_Exercise prompt_
Reproduce every line in the listing that contains the word "Markers".

_Excerpts from a figure dataset_
§
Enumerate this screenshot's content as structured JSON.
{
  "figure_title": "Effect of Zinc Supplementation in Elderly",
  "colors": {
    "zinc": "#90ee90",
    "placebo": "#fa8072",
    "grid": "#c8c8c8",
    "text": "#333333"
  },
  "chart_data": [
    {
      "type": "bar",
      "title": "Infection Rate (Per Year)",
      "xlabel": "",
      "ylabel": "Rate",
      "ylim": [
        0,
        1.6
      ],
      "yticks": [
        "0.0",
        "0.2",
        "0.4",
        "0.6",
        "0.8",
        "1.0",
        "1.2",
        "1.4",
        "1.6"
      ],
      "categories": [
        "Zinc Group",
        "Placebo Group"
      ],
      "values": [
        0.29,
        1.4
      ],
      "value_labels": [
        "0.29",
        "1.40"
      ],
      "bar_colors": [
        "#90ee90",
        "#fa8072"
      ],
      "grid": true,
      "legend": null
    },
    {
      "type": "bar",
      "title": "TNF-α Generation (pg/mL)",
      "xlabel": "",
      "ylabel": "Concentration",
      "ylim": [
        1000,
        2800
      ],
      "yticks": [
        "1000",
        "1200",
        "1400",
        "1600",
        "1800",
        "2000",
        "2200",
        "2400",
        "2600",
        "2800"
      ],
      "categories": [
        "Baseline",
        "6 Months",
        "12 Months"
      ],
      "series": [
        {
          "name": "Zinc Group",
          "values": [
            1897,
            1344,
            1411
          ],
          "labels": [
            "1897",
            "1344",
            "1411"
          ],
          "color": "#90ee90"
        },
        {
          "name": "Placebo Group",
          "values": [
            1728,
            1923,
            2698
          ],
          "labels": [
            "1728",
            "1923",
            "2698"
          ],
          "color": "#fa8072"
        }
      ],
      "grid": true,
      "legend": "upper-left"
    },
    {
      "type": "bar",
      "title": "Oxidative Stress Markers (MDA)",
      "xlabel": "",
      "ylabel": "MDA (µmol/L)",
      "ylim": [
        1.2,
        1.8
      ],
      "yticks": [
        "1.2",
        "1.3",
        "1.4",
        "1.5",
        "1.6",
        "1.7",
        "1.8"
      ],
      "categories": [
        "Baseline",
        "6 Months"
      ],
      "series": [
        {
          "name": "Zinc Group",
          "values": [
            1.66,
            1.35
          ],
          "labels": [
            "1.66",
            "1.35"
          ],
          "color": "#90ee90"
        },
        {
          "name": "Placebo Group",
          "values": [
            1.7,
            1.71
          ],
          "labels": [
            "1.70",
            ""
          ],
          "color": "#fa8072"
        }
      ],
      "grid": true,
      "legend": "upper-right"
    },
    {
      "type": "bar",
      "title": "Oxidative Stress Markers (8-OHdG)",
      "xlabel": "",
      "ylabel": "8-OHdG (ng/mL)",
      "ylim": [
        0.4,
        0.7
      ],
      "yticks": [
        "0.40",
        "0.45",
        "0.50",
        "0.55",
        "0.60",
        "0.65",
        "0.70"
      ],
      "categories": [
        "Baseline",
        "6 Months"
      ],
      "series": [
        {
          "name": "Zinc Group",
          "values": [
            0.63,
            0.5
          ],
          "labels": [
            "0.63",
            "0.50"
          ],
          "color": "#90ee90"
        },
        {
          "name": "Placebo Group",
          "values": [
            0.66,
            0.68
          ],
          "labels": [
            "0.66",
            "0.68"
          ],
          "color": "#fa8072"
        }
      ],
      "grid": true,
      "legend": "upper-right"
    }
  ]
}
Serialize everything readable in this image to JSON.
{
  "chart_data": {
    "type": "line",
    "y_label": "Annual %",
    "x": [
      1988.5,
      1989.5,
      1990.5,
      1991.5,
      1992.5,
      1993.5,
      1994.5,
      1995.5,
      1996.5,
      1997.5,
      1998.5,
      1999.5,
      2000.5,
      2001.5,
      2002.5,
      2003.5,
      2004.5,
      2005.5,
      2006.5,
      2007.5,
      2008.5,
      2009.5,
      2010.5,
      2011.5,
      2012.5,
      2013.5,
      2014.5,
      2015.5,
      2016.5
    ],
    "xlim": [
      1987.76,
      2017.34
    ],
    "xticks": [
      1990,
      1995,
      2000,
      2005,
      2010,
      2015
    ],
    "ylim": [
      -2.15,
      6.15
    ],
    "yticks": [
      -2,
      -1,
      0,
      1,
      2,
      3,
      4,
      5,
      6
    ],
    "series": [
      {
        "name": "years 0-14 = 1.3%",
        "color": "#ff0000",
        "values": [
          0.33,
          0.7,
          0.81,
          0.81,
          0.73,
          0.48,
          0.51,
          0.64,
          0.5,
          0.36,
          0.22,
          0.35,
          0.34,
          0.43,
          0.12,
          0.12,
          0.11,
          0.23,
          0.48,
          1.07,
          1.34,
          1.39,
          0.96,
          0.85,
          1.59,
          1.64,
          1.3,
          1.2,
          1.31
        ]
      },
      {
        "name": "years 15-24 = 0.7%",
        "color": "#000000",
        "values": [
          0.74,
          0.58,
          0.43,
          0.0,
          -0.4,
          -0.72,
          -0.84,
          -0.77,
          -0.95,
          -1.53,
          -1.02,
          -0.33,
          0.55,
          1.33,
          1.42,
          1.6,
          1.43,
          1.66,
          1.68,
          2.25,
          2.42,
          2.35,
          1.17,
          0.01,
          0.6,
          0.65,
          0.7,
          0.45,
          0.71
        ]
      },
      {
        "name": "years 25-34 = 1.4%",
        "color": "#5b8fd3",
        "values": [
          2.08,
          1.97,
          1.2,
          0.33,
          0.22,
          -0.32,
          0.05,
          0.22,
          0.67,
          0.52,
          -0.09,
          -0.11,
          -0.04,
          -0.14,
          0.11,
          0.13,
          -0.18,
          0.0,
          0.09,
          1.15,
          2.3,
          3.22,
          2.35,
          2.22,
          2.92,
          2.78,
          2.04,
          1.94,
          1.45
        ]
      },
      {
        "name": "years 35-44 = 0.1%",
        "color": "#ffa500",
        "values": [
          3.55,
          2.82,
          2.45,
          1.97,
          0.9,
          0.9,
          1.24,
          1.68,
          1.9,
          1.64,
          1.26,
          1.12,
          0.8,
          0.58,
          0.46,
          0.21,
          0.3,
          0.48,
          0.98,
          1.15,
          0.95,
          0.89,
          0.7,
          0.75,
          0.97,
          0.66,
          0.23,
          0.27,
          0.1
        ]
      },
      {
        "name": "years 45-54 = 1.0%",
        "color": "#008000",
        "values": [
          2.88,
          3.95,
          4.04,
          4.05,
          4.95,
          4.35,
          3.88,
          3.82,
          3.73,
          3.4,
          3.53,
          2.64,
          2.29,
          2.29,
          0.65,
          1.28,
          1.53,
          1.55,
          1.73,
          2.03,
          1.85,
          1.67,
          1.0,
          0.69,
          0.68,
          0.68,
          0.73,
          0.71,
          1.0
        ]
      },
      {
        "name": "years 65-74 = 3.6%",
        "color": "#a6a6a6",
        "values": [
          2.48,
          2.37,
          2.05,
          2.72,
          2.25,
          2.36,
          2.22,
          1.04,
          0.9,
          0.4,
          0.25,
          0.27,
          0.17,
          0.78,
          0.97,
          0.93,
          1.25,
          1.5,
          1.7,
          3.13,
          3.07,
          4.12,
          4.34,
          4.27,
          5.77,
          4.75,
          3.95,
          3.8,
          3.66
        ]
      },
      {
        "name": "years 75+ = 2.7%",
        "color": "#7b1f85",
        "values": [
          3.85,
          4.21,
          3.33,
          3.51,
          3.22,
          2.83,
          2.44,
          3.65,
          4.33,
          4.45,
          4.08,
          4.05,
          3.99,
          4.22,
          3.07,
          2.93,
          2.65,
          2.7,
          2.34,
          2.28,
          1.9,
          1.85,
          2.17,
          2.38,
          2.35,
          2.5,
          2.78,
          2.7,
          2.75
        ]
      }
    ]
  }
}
§
_Task output_
      "title": "Oxidative Stress Markers (MDA)",
      "title": "Oxidative Stress Markers (8-OHdG)",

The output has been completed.